***** Exercise data

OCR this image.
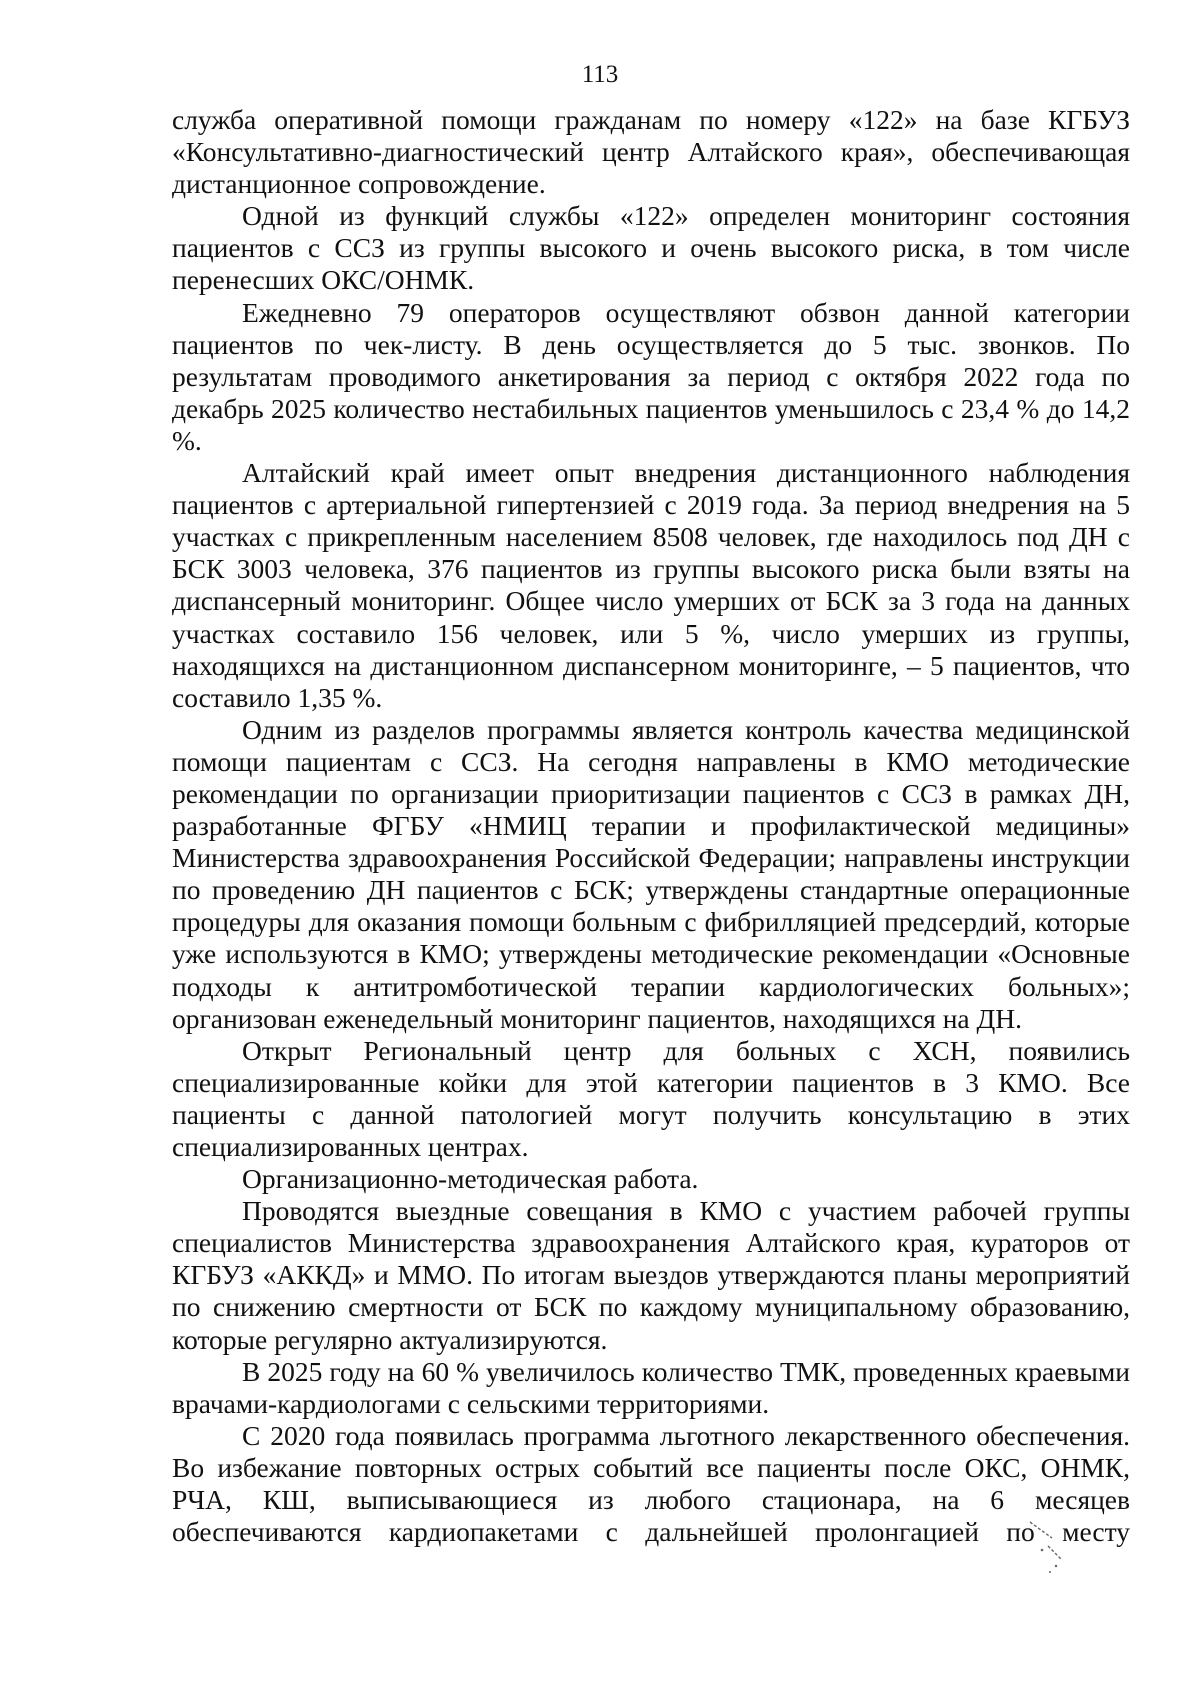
113

служба оперативной помощи гражданам по номеру «122» на базе КГБУЗ «Консультативно-диагностический центр Алтайского края», обеспечивающая дистанционное сопровождение.

Одной из функций службы «122» определен мониторинг состояния пациентов с ССЗ из группы высокого и очень высокого риска, в том числе перенесших ОКС/ОНМК.

Ежедневно 79 операторов осуществляют обзвон данной категории пациентов по чек-листу. В день осуществляется до 5 тыс. звонков. По результатам проводимого анкетирования за период с октября 2022 года по декабрь 2025 количество нестабильных пациентов уменьшилось с 23,4 % до 14,2 %.

Алтайский край имеет опыт внедрения дистанционного наблюдения пациентов с артериальной гипертензией с 2019 года. За период внедрения на 5 участках с прикрепленным населением 8508 человек, где находилось под ДН с БСК 3003 человека, 376 пациентов из группы высокого риска были взяты на диспансерный мониторинг. Общее число умерших от БСК за 3 года на данных участках составило 156 человек, или 5 %, число умерших из группы, находящихся на дистанционном диспансерном мониторинге, – 5 пациентов, что составило 1,35 %.

Одним из разделов программы является контроль качества медицинской помощи пациентам с ССЗ. На сегодня направлены в КМО методические рекомендации по организации приоритизации пациентов с ССЗ в рамках ДН, разработанные ФГБУ «НМИЦ терапии и профилактической медицины» Министерства здравоохранения Российской Федерации; направлены инструкции по проведению ДН пациентов с БСК; утверждены стандартные операционные процедуры для оказания помощи больным с фибрилляцией предсердий, которые уже используются в КМО; утверждены методические рекомендации «Основные подходы к антитромботической терапии кардиологических больных»; организован еженедельный мониторинг пациентов, находящихся на ДН.

Открыт Региональный центр для больных с ХСН, появились специализированные койки для этой категории пациентов в 3 КМО. Все пациенты с данной патологией могут получить консультацию в этих специализированных центрах.

Организационно-методическая работа.

Проводятся выездные совещания в КМО с участием рабочей группы специалистов Министерства здравоохранения Алтайского края, кураторов от КГБУЗ «АККД» и ММО. По итогам выездов утверждаются планы мероприятий по снижению смертности от БСК по каждому муниципальному образованию, которые регулярно актуализируются.

В 2025 году на 60 % увеличилось количество ТМК, проведенных краевыми врачами-кардиологами с сельскими территориями.

С 2020 года появилась программа льготного лекарственного обеспечения. Во избежание повторных острых событий все пациенты после ОКС, ОНМК, РЧА, КШ, выписывающиеся из любого стационара, на 6 месяцев обеспечиваются кардиопакетами с дальнейшей пролонгацией по месту
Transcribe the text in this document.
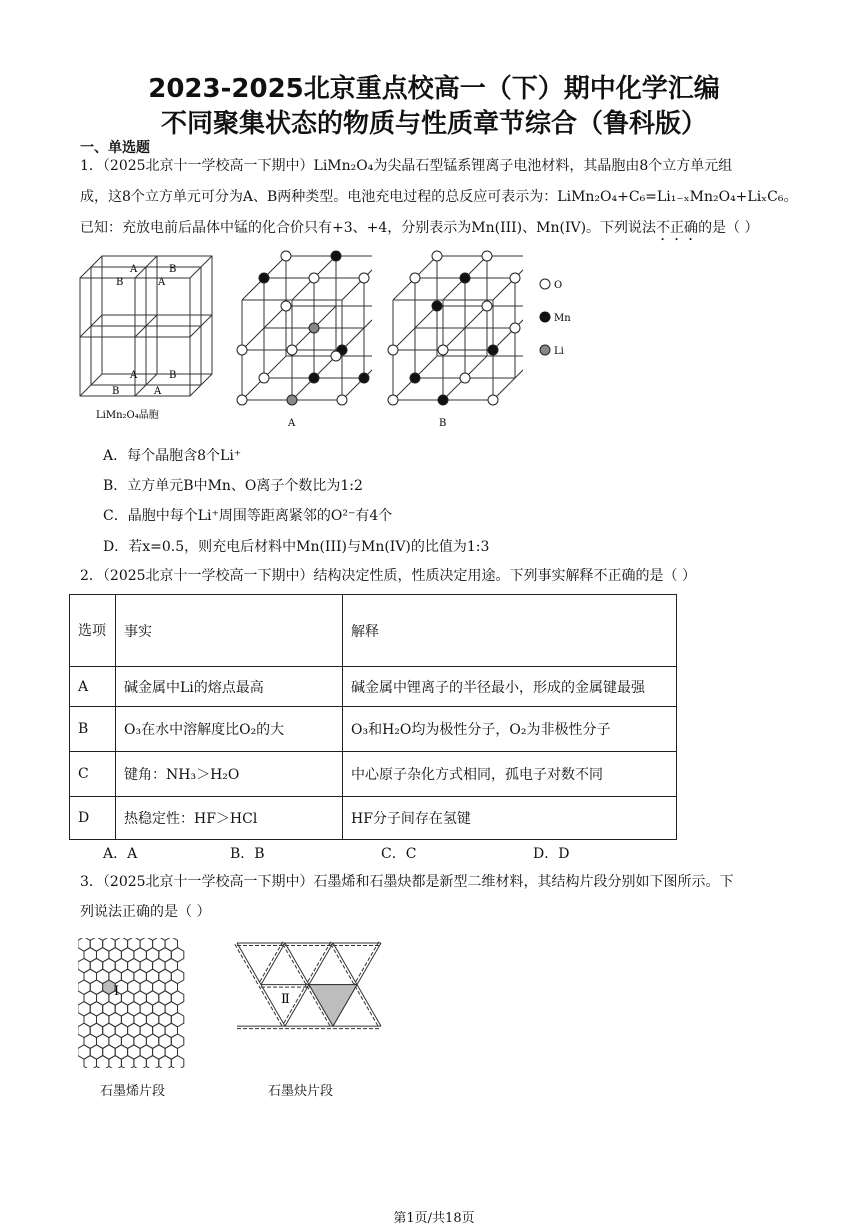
2023-2025北京重点校高一（下）期中化学汇编
不同聚集状态的物质与性质章节综合（鲁科版）
一、单选题
1．（2025北京十一学校高一下期中）LiMn₂O₄为尖晶石型锰系锂离子电池材料，其晶胞由8个立方单元组
成，这8个立方单元可分为A、B两种类型。电池充电过程的总反应可表示为：LiMn₂O₄+C₆=Li₁₋ₓMn₂O₄+LiₓC₆。
已知：充放电前后晶体中锰的化合价只有+3、+4，分别表示为Mn(III)、Mn(IV)。下列说法不正确的是（ ）
A	B
B	A
A	B
B	A
LiMn₂O₄晶胞
A	B
O
Mn
Li
A．每个晶胞含8个Li⁺
B．立方单元B中Mn、O离子个数比为1:2
C．晶胞中每个Li⁺周围等距离紧邻的O²⁻有4个
D．若x=0.5，则充电后材料中Mn(III)与Mn(IV)的比值为1:3
2．（2025北京十一学校高一下期中）结构决定性质，性质决定用途。下列事实解释不正确的是（ ）
选项	事实	解释
A	碱金属中Li的熔点最高	碱金属中锂离子的半径最小，形成的金属键最强
B	O₃在水中溶解度比O₂的大	O₃和H₂O均为极性分子，O₂为非极性分子
C	键角：NH₃＞H₂O	中心原子杂化方式相同，孤电子对数不同
D	热稳定性：HF＞HCl	HF分子间存在氢键
A．A	B．B	C．C	D．D
3．（2025北京十一学校高一下期中）石墨烯和石墨炔都是新型二维材料，其结构片段分别如下图所示。下
列说法正确的是（ ）
Ⅰ
石墨烯片段
Ⅱ
石墨炔片段
第1页/共18页
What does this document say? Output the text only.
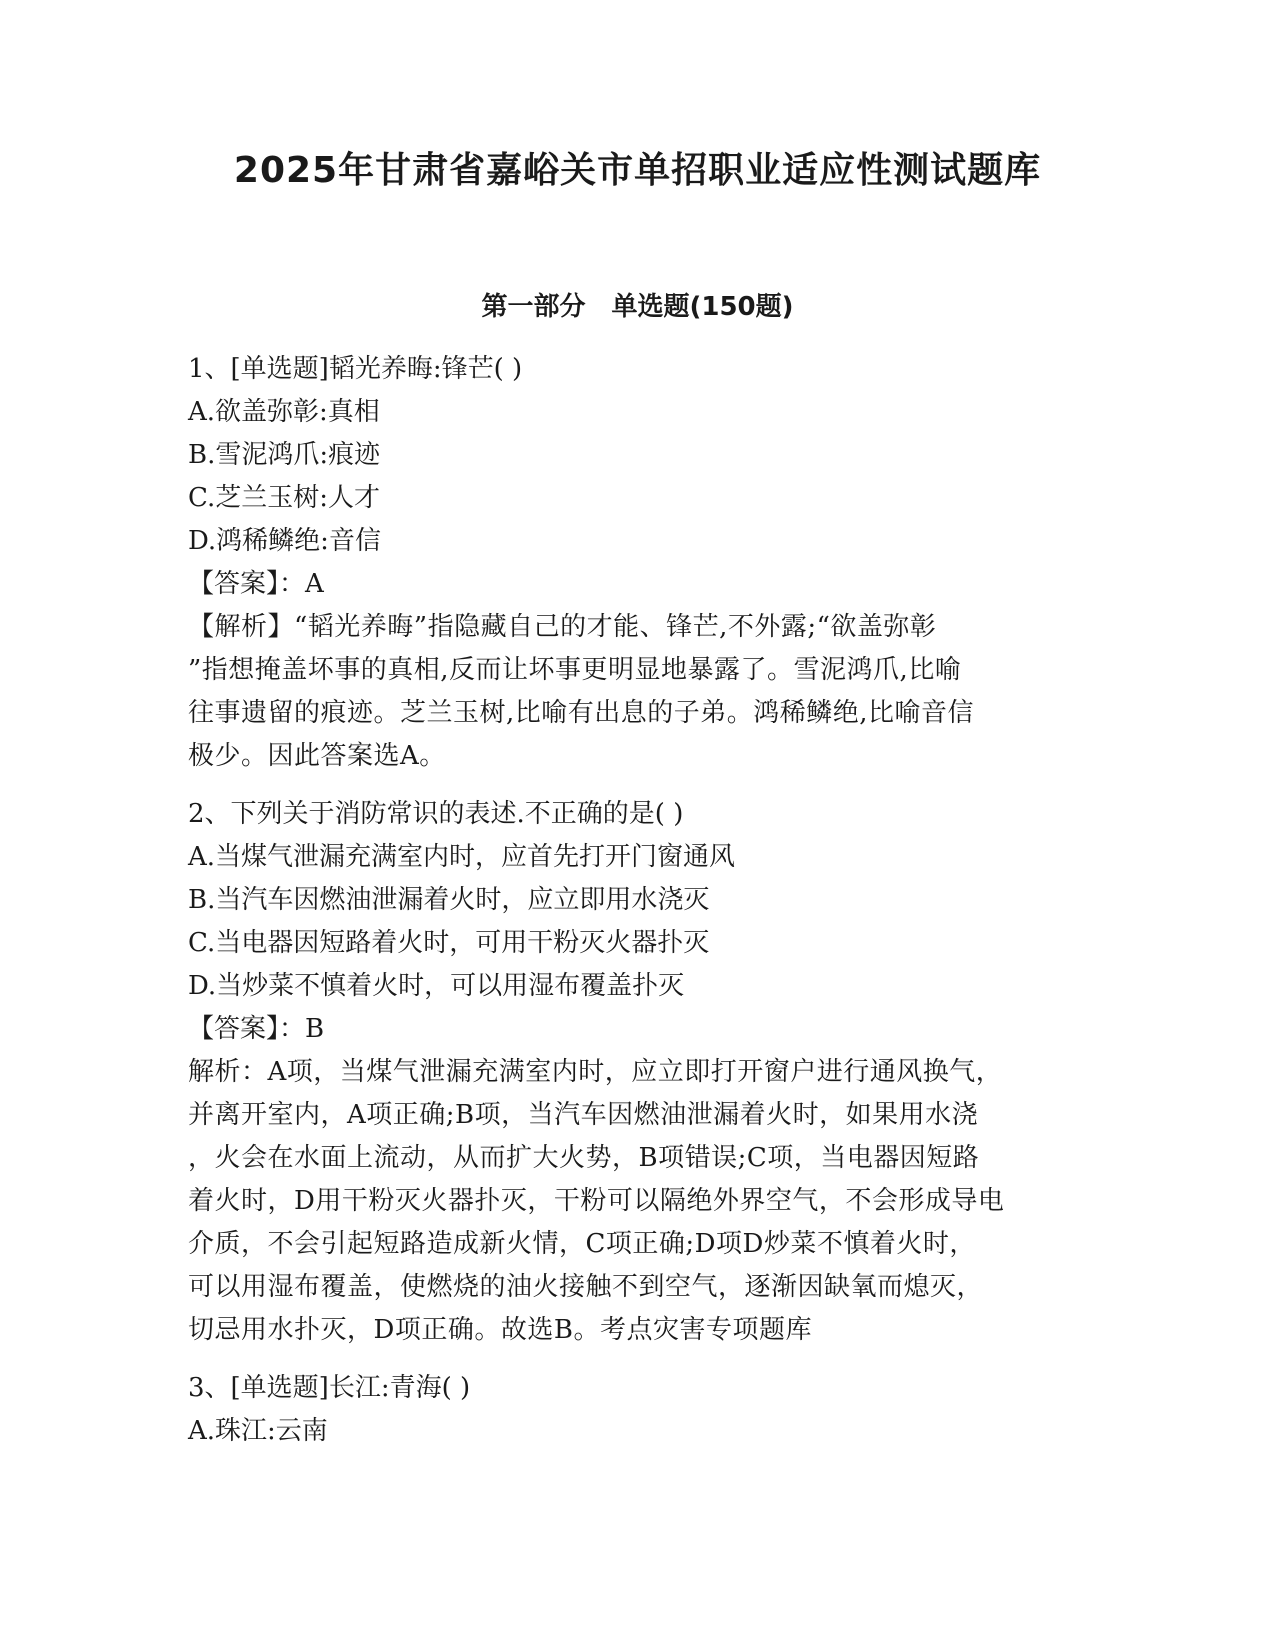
2025年甘肃省嘉峪关市单招职业适应性测试题库
第一部分　单选题(150题)
1、[单选题]韬光养晦:锋芒( )
A.欲盖弥彰:真相
B.雪泥鸿爪:痕迹
C.芝兰玉树:人才
D.鸿稀鳞绝:音信
【答案】：A
【解析】“韬光养晦”指隐藏自己的才能、锋芒,不外露;“欲盖弥彰
”指想掩盖坏事的真相,反而让坏事更明显地暴露了。雪泥鸿爪,比喻
往事遗留的痕迹。芝兰玉树,比喻有出息的子弟。鸿稀鳞绝,比喻音信
极少。因此答案选A。
2、下列关于消防常识的表述.不正确的是( )
A.当煤气泄漏充满室内时，应首先打开门窗通风
B.当汽车因燃油泄漏着火时，应立即用水浇灭
C.当电器因短路着火时，可用干粉灭火器扑灭
D.当炒菜不慎着火时，可以用湿布覆盖扑灭
【答案】：B
解析：A项，当煤气泄漏充满室内时，应立即打开窗户进行通风换气，
并离开室内，A项正确;B项，当汽车因燃油泄漏着火时，如果用水浇
，火会在水面上流动，从而扩大火势，B项错误;C项，当电器因短路
着火时，D用干粉灭火器扑灭，干粉可以隔绝外界空气，不会形成导电
介质，不会引起短路造成新火情，C项正确;D项D炒菜不慎着火时，
可以用湿布覆盖，使燃烧的油火接触不到空气，逐渐因缺氧而熄灭，
切忌用水扑灭，D项正确。故选B。考点灾害专项题库
3、[单选题]长江:青海( )
A.珠江:云南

**********

*Exercise objective*: Write out exactly the lines from the line containing "What does this" through the last line of the listing above, please, and leave out any pictures.

*Response to the exercise*:
What does this document say? Output the text only.
2025年甘肃省嘉峪关市单招职业适应性测试题库
第一部分　单选题(150题)
1、[单选题]韬光养晦:锋芒( )
A.欲盖弥彰:真相
B.雪泥鸿爪:痕迹
C.芝兰玉树:人才
D.鸿稀鳞绝:音信
【答案】：A
【解析】“韬光养晦”指隐藏自己的才能、锋芒,不外露;“欲盖弥彰
”指想掩盖坏事的真相,反而让坏事更明显地暴露了。雪泥鸿爪,比喻
往事遗留的痕迹。芝兰玉树,比喻有出息的子弟。鸿稀鳞绝,比喻音信
极少。因此答案选A。
2、下列关于消防常识的表述.不正确的是( )
A.当煤气泄漏充满室内时，应首先打开门窗通风
B.当汽车因燃油泄漏着火时，应立即用水浇灭
C.当电器因短路着火时，可用干粉灭火器扑灭
D.当炒菜不慎着火时，可以用湿布覆盖扑灭
【答案】：B
解析：A项，当煤气泄漏充满室内时，应立即打开窗户进行通风换气，
并离开室内，A项正确;B项，当汽车因燃油泄漏着火时，如果用水浇
，火会在水面上流动，从而扩大火势，B项错误;C项，当电器因短路
着火时，D用干粉灭火器扑灭，干粉可以隔绝外界空气，不会形成导电
介质，不会引起短路造成新火情，C项正确;D项D炒菜不慎着火时，
可以用湿布覆盖，使燃烧的油火接触不到空气，逐渐因缺氧而熄灭，
切忌用水扑灭，D项正确。故选B。考点灾害专项题库
3、[单选题]长江:青海( )
A.珠江:云南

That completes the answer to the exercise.